**Exercise objective**
Track down the lines that contain "this" and copy them.

##### Dataset rows

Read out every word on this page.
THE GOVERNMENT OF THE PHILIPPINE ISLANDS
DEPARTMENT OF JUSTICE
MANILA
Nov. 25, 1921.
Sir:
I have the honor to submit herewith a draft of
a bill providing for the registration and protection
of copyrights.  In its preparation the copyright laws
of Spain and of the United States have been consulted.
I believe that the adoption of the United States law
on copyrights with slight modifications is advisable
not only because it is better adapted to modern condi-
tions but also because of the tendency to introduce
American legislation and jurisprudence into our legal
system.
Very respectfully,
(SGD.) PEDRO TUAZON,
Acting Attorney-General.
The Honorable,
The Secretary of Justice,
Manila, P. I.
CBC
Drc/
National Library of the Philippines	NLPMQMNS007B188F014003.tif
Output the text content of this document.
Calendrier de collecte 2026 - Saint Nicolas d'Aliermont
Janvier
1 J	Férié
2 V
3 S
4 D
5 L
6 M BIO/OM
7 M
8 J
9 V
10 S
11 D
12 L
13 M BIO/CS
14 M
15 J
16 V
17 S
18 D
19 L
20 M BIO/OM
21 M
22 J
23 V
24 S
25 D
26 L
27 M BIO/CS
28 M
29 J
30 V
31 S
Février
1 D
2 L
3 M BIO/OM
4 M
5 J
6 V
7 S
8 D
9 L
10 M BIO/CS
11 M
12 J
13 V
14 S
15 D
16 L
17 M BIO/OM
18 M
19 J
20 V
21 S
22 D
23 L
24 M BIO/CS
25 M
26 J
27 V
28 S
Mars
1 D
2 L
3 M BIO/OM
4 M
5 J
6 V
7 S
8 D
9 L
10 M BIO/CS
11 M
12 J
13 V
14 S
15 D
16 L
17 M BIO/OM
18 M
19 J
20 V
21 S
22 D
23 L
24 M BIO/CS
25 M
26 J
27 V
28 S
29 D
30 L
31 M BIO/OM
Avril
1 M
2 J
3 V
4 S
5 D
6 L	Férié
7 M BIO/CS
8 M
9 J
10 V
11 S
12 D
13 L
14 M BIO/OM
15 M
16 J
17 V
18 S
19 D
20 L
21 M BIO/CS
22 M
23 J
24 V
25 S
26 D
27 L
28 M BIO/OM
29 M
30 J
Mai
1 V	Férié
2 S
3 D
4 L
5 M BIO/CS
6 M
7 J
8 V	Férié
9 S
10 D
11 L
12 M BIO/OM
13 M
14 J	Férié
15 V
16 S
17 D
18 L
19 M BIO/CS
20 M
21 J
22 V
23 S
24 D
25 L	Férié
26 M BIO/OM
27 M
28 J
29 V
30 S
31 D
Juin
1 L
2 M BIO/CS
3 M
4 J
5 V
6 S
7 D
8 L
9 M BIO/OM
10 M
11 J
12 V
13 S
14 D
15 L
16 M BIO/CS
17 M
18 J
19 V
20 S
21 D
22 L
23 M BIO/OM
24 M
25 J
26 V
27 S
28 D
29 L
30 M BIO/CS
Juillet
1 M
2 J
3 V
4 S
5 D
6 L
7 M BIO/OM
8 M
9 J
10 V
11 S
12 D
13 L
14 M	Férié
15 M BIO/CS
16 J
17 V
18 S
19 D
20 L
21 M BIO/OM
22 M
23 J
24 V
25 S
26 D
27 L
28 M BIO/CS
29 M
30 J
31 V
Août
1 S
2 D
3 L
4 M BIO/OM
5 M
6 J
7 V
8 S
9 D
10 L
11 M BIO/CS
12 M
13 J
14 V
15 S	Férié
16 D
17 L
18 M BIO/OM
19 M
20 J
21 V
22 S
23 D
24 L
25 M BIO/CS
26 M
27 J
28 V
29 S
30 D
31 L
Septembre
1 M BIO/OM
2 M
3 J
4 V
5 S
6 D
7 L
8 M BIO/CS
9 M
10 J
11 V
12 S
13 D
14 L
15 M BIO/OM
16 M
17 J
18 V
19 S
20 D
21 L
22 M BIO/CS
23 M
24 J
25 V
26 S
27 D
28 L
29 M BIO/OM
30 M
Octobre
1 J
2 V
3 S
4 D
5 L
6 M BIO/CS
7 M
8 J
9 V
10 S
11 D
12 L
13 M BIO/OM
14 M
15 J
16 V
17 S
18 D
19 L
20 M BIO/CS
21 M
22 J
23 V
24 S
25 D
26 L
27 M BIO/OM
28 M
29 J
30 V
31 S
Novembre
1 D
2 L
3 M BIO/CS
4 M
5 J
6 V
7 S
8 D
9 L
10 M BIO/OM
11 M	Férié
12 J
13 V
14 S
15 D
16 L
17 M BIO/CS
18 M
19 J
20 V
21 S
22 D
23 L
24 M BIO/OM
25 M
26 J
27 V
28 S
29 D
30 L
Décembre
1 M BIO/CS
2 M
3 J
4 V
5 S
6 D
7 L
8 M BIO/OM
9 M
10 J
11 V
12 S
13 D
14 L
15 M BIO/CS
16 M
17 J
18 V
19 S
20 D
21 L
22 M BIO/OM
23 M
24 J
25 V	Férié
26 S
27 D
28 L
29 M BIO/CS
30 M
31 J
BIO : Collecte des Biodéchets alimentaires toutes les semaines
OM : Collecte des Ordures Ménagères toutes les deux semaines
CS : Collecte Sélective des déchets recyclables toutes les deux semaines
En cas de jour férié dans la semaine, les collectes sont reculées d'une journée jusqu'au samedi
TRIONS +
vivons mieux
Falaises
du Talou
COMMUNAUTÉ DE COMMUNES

##########

**Solution to the exercise**
Read out every word on this page.
Output the text content of this document.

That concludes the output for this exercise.